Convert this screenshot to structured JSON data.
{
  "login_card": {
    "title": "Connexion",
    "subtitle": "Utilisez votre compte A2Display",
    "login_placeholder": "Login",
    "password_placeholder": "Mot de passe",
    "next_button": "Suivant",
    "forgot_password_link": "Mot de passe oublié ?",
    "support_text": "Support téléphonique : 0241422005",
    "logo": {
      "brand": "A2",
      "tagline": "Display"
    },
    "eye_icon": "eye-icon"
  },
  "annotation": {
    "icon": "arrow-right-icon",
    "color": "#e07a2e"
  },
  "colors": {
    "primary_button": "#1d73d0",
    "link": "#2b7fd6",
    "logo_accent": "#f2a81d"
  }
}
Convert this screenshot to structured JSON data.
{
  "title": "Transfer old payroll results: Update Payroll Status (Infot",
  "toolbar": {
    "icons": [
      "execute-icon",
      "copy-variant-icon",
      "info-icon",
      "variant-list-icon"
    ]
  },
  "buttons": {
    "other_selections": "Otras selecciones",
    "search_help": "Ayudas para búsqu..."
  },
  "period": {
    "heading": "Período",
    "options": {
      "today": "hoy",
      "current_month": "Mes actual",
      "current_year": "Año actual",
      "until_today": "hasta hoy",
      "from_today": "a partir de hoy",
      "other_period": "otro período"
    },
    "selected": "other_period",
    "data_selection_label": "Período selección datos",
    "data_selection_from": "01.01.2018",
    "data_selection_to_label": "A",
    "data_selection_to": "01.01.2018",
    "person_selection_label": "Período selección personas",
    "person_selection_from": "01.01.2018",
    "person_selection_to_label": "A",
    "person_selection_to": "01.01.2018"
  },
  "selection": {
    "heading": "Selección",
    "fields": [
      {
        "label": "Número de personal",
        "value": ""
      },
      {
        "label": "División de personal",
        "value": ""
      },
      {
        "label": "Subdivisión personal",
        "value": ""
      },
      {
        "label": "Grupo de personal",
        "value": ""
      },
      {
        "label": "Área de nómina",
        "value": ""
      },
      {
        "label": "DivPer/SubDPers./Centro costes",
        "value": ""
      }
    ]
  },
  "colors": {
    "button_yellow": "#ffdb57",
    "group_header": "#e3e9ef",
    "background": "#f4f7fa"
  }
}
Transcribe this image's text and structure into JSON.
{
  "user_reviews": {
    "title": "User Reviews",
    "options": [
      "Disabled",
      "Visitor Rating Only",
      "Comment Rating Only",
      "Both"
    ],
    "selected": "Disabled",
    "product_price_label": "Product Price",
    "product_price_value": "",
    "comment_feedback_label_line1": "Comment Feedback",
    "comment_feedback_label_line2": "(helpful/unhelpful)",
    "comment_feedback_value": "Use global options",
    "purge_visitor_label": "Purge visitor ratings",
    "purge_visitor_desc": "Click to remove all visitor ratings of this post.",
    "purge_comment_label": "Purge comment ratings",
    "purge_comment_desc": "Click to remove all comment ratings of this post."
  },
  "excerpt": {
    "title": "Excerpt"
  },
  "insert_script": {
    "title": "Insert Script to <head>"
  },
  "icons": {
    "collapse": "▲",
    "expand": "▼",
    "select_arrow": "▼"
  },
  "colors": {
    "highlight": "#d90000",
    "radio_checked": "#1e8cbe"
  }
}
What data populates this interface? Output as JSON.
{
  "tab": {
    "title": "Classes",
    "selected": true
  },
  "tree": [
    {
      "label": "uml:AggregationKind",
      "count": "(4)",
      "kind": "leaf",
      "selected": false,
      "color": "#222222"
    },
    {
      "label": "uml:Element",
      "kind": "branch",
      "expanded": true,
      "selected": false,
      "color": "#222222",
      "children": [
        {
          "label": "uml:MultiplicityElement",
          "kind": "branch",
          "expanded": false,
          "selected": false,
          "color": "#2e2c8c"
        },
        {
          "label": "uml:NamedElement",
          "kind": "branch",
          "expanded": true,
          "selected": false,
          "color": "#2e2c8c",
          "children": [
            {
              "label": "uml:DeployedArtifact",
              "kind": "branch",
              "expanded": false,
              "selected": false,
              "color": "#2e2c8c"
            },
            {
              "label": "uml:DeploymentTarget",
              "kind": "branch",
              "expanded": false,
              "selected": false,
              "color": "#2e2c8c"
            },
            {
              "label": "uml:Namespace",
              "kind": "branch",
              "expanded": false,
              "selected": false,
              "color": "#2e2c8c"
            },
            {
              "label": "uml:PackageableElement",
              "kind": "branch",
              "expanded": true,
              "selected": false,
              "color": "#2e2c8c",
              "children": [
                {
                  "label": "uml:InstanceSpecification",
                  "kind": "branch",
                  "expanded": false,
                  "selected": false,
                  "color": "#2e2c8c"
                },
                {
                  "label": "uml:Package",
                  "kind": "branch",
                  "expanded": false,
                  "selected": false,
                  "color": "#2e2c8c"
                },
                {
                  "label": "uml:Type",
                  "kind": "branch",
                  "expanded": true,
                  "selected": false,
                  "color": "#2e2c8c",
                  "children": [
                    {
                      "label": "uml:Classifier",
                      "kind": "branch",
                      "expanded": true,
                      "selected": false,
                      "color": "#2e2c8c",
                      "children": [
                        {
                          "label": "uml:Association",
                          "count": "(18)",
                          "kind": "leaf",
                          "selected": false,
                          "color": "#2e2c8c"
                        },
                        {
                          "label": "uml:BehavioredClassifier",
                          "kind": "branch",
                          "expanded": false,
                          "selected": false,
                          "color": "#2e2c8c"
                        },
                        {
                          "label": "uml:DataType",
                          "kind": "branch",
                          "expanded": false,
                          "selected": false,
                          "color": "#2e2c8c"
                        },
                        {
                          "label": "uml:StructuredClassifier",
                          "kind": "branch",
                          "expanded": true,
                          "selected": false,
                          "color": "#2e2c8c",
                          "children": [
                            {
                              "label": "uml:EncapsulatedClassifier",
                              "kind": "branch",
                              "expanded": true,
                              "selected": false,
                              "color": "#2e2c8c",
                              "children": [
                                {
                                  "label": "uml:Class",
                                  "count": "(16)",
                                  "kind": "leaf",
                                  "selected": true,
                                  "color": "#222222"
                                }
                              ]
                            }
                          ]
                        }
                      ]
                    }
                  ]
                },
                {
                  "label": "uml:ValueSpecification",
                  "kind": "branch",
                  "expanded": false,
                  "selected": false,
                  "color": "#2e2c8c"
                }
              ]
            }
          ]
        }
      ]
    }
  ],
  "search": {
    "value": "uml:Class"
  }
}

++++

● WHAT IS BEING ASKED:
Each record above should be repeated exactly as it appears.

● OUTPUT FOR THIS EXERCISE:
Convert this screenshot to structured JSON data.
{
  "login_card": {
    "title": "Connexion",
    "subtitle": "Utilisez votre compte A2Display",
    "login_placeholder": "Login",
    "password_placeholder": "Mot de passe",
    "next_button": "Suivant",
    "forgot_password_link": "Mot de passe oublié ?",
    "support_text": "Support téléphonique : 0241422005",
    "logo": {
      "brand": "A2",
      "tagline": "Display"
    },
    "eye_icon": "eye-icon"
  },
  "annotation": {
    "icon": "arrow-right-icon",
    "color": "#e07a2e"
  },
  "colors": {
    "primary_button": "#1d73d0",
    "link": "#2b7fd6",
    "logo_accent": "#f2a81d"
  }
}
Convert this screenshot to structured JSON data.
{
  "title": "Transfer old payroll results: Update Payroll Status (Infot",
  "toolbar": {
    "icons": [
      "execute-icon",
      "copy-variant-icon",
      "info-icon",
      "variant-list-icon"
    ]
  },
  "buttons": {
    "other_selections": "Otras selecciones",
    "search_help": "Ayudas para búsqu..."
  },
  "period": {
    "heading": "Período",
    "options": {
      "today": "hoy",
      "current_month": "Mes actual",
      "current_year": "Año actual",
      "until_today": "hasta hoy",
      "from_today": "a partir de hoy",
      "other_period": "otro período"
    },
    "selected": "other_period",
    "data_selection_label": "Período selección datos",
    "data_selection_from": "01.01.2018",
    "data_selection_to_label": "A",
    "data_selection_to": "01.01.2018",
    "person_selection_label": "Período selección personas",
    "person_selection_from": "01.01.2018",
    "person_selection_to_label": "A",
    "person_selection_to": "01.01.2018"
  },
  "selection": {
    "heading": "Selección",
    "fields": [
      {
        "label": "Número de personal",
        "value": ""
      },
      {
        "label": "División de personal",
        "value": ""
      },
      {
        "label": "Subdivisión personal",
        "value": ""
      },
      {
        "label": "Grupo de personal",
        "value": ""
      },
      {
        "label": "Área de nómina",
        "value": ""
      },
      {
        "label": "DivPer/SubDPers./Centro costes",
        "value": ""
      }
    ]
  },
  "colors": {
    "button_yellow": "#ffdb57",
    "group_header": "#e3e9ef",
    "background": "#f4f7fa"
  }
}
Transcribe this image's text and structure into JSON.
{
  "user_reviews": {
    "title": "User Reviews",
    "options": [
      "Disabled",
      "Visitor Rating Only",
      "Comment Rating Only",
      "Both"
    ],
    "selected": "Disabled",
    "product_price_label": "Product Price",
    "product_price_value": "",
    "comment_feedback_label_line1": "Comment Feedback",
    "comment_feedback_label_line2": "(helpful/unhelpful)",
    "comment_feedback_value": "Use global options",
    "purge_visitor_label": "Purge visitor ratings",
    "purge_visitor_desc": "Click to remove all visitor ratings of this post.",
    "purge_comment_label": "Purge comment ratings",
    "purge_comment_desc": "Click to remove all comment ratings of this post."
  },
  "excerpt": {
    "title": "Excerpt"
  },
  "insert_script": {
    "title": "Insert Script to <head>"
  },
  "icons": {
    "collapse": "▲",
    "expand": "▼",
    "select_arrow": "▼"
  },
  "colors": {
    "highlight": "#d90000",
    "radio_checked": "#1e8cbe"
  }
}
What data populates this interface? Output as JSON.
{
  "tab": {
    "title": "Classes",
    "selected": true
  },
  "tree": [
    {
      "label": "uml:AggregationKind",
      "count": "(4)",
      "kind": "leaf",
      "selected": false,
      "color": "#222222"
    },
    {
      "label": "uml:Element",
      "kind": "branch",
      "expanded": true,
      "selected": false,
      "color": "#222222",
      "children": [
        {
          "label": "uml:MultiplicityElement",
          "kind": "branch",
          "expanded": false,
          "selected": false,
          "color": "#2e2c8c"
        },
        {
          "label": "uml:NamedElement",
          "kind": "branch",
          "expanded": true,
          "selected": false,
          "color": "#2e2c8c",
          "children": [
            {
              "label": "uml:DeployedArtifact",
              "kind": "branch",
              "expanded": false,
              "selected": false,
              "color": "#2e2c8c"
            },
            {
              "label": "uml:DeploymentTarget",
              "kind": "branch",
              "expanded": false,
              "selected": false,
              "color": "#2e2c8c"
            },
            {
              "label": "uml:Namespace",
              "kind": "branch",
              "expanded": false,
              "selected": false,
              "color": "#2e2c8c"
            },
            {
              "label": "uml:PackageableElement",
              "kind": "branch",
              "expanded": true,
              "selected": false,
              "color": "#2e2c8c",
              "children": [
                {
                  "label": "uml:InstanceSpecification",
                  "kind": "branch",
                  "expanded": false,
                  "selected": false,
                  "color": "#2e2c8c"
                },
                {
                  "label": "uml:Package",
                  "kind": "branch",
                  "expanded": false,
                  "selected": false,
                  "color": "#2e2c8c"
                },
                {
                  "label": "uml:Type",
                  "kind": "branch",
                  "expanded": true,
                  "selected": false,
                  "color": "#2e2c8c",
                  "children": [
                    {
                      "label": "uml:Classifier",
                      "kind": "branch",
                      "expanded": true,
                      "selected": false,
                      "color": "#2e2c8c",
                      "children": [
                        {
                          "label": "uml:Association",
                          "count": "(18)",
                          "kind": "leaf",
                          "selected": false,
                          "color": "#2e2c8c"
                        },
                        {
                          "label": "uml:BehavioredClassifier",
                          "kind": "branch",
                          "expanded": false,
                          "selected": false,
                          "color": "#2e2c8c"
                        },
                        {
                          "label": "uml:DataType",
                          "kind": "branch",
                          "expanded": false,
                          "selected": false,
                          "color": "#2e2c8c"
                        },
                        {
                          "label": "uml:StructuredClassifier",
                          "kind": "branch",
                          "expanded": true,
                          "selected": false,
                          "color": "#2e2c8c",
                          "children": [
                            {
                              "label": "uml:EncapsulatedClassifier",
                              "kind": "branch",
                              "expanded": true,
                              "selected": false,
                              "color": "#2e2c8c",
                              "children": [
                                {
                                  "label": "uml:Class",
                                  "count": "(16)",
                                  "kind": "leaf",
                                  "selected": true,
                                  "color": "#222222"
                                }
                              ]
                            }
                          ]
                        }
                      ]
                    }
                  ]
                },
                {
                  "label": "uml:ValueSpecification",
                  "kind": "branch",
                  "expanded": false,
                  "selected": false,
                  "color": "#2e2c8c"
                }
              ]
            }
          ]
        }
      ]
    }
  ],
  "search": {
    "value": "uml:Class"
  }
}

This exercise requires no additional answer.